** START Exercise material **

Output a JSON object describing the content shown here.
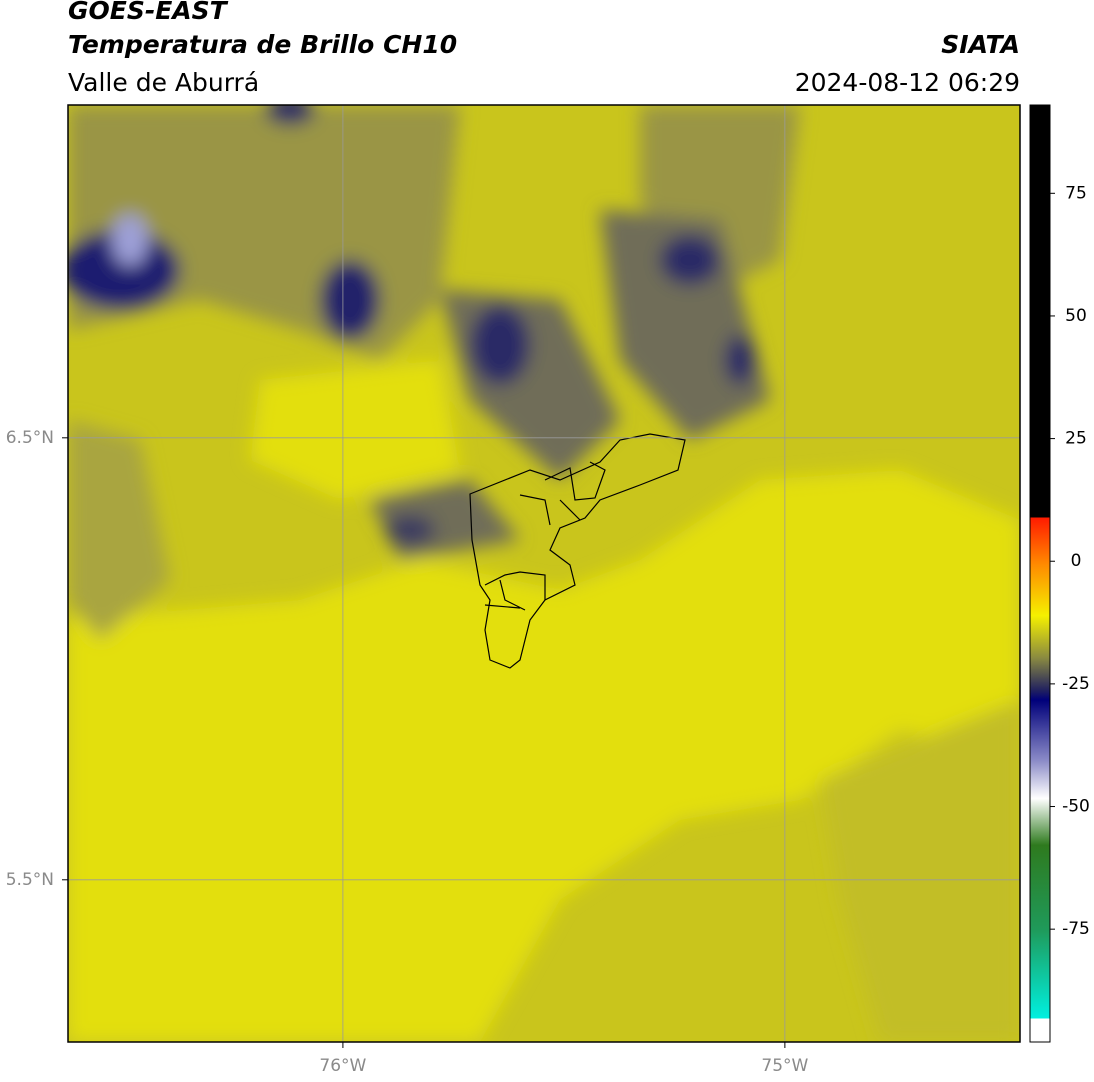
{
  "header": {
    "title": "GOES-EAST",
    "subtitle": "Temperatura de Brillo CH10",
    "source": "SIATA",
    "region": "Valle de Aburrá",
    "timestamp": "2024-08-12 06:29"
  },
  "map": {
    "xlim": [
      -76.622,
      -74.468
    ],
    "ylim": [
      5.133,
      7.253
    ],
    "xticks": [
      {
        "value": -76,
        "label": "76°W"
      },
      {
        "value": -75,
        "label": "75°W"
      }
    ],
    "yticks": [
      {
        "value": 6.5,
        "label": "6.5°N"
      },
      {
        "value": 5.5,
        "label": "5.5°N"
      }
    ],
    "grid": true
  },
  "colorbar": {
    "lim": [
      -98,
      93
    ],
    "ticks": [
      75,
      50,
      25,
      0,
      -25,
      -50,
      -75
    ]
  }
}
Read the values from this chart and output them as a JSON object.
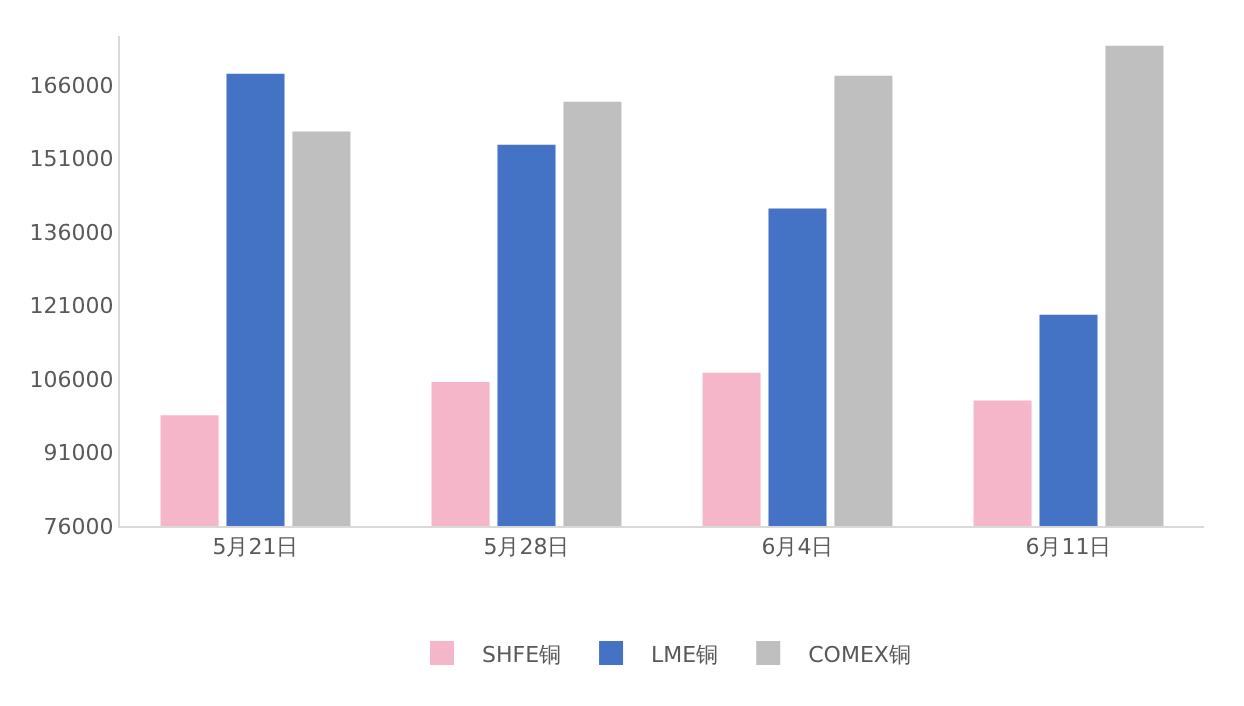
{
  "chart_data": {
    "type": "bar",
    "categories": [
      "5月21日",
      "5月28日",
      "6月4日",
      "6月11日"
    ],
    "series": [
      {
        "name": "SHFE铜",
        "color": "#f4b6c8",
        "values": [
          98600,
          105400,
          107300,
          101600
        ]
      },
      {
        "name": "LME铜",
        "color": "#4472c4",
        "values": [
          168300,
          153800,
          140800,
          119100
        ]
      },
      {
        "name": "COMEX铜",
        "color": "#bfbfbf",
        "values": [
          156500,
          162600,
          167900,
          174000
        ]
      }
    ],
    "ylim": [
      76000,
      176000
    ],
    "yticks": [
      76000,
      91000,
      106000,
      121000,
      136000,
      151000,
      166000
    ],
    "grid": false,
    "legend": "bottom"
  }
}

** END Exercise material **
** START Exercise material **

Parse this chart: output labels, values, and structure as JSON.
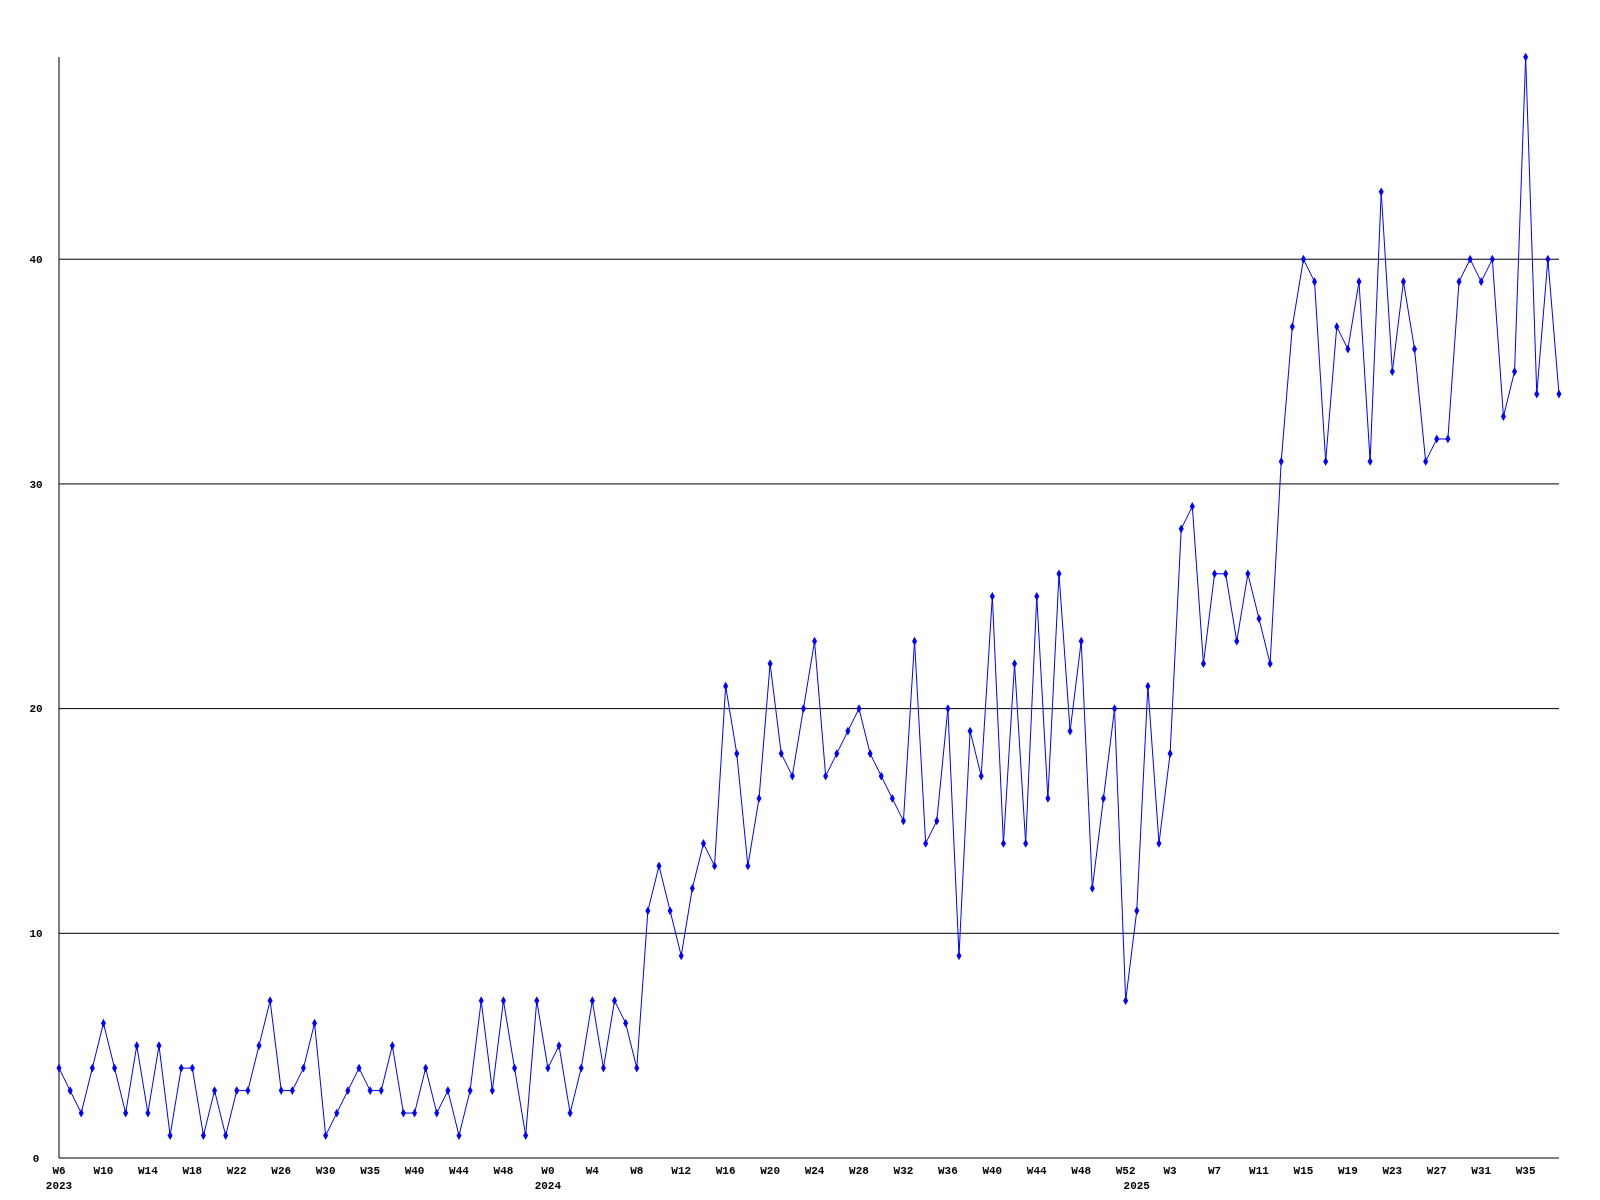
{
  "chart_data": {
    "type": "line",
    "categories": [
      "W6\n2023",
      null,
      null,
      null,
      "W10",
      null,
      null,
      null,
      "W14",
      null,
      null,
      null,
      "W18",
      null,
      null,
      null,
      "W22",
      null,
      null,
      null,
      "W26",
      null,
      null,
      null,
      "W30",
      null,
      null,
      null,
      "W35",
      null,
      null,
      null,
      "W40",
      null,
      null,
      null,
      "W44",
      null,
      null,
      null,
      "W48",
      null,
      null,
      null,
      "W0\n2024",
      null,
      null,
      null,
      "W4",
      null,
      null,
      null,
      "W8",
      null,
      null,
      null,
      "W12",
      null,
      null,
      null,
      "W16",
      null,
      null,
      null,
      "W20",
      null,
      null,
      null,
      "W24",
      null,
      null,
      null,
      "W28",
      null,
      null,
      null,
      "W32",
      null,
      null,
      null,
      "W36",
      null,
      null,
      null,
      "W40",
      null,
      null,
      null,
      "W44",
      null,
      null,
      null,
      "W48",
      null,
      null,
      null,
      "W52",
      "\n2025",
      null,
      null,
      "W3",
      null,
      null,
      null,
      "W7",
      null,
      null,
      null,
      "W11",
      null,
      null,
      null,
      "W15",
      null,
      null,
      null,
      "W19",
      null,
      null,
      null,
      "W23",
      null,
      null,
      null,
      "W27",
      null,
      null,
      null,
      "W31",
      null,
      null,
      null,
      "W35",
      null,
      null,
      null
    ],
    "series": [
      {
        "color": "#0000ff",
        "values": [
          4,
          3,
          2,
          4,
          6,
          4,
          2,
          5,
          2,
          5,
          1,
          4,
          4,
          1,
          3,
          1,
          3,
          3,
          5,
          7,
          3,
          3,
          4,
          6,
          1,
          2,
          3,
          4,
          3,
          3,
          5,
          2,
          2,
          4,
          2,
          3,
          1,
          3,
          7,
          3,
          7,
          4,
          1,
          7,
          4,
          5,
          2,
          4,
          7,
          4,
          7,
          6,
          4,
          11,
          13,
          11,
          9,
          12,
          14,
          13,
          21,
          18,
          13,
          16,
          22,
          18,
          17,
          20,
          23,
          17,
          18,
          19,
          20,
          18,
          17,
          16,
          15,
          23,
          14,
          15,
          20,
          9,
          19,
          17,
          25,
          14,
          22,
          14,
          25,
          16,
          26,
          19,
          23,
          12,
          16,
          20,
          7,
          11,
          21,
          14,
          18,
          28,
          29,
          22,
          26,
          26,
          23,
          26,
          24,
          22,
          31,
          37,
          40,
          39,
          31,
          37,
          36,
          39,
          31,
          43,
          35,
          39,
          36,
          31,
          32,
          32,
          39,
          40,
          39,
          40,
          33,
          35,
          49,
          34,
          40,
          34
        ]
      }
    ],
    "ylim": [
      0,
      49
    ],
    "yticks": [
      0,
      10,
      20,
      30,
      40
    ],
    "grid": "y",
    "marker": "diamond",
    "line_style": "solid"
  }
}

** END Exercise material **

The problem
Copy each line of the data above that holds "this".

Correct answer
Read the values from this chart and output them as a JSON object.
Parse this chart: output labels, values, and structure as JSON.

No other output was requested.